> **Challenge**
Only lines with the string "ZipAtlas" matter here; gather them from the material below.

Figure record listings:
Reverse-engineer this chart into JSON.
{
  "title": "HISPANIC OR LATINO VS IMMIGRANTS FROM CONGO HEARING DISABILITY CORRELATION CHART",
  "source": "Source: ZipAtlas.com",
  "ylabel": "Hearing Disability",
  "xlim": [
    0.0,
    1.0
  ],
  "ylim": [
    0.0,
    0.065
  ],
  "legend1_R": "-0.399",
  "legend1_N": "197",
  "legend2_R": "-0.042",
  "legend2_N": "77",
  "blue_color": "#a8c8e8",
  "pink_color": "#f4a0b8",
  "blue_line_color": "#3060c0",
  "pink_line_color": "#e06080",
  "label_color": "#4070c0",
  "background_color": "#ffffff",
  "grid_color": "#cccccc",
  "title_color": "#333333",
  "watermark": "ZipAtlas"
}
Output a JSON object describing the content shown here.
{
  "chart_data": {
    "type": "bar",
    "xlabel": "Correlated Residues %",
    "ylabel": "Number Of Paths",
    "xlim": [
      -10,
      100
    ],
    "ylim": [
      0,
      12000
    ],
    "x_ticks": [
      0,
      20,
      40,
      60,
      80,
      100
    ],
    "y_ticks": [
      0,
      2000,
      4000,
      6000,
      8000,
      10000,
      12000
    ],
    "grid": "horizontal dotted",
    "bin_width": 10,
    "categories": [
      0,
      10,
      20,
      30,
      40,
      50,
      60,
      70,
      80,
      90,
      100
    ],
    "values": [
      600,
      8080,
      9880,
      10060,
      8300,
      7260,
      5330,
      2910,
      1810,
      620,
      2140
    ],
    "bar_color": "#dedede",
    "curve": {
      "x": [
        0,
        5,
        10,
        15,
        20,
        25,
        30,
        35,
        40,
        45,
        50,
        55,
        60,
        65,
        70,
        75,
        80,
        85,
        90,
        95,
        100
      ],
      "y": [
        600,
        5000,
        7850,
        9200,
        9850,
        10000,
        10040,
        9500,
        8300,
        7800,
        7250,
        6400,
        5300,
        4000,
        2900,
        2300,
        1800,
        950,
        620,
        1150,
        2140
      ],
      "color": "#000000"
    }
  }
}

> **Full response**
  "source": "Source: ZipAtlas.com",
  "watermark": "ZipAtlas"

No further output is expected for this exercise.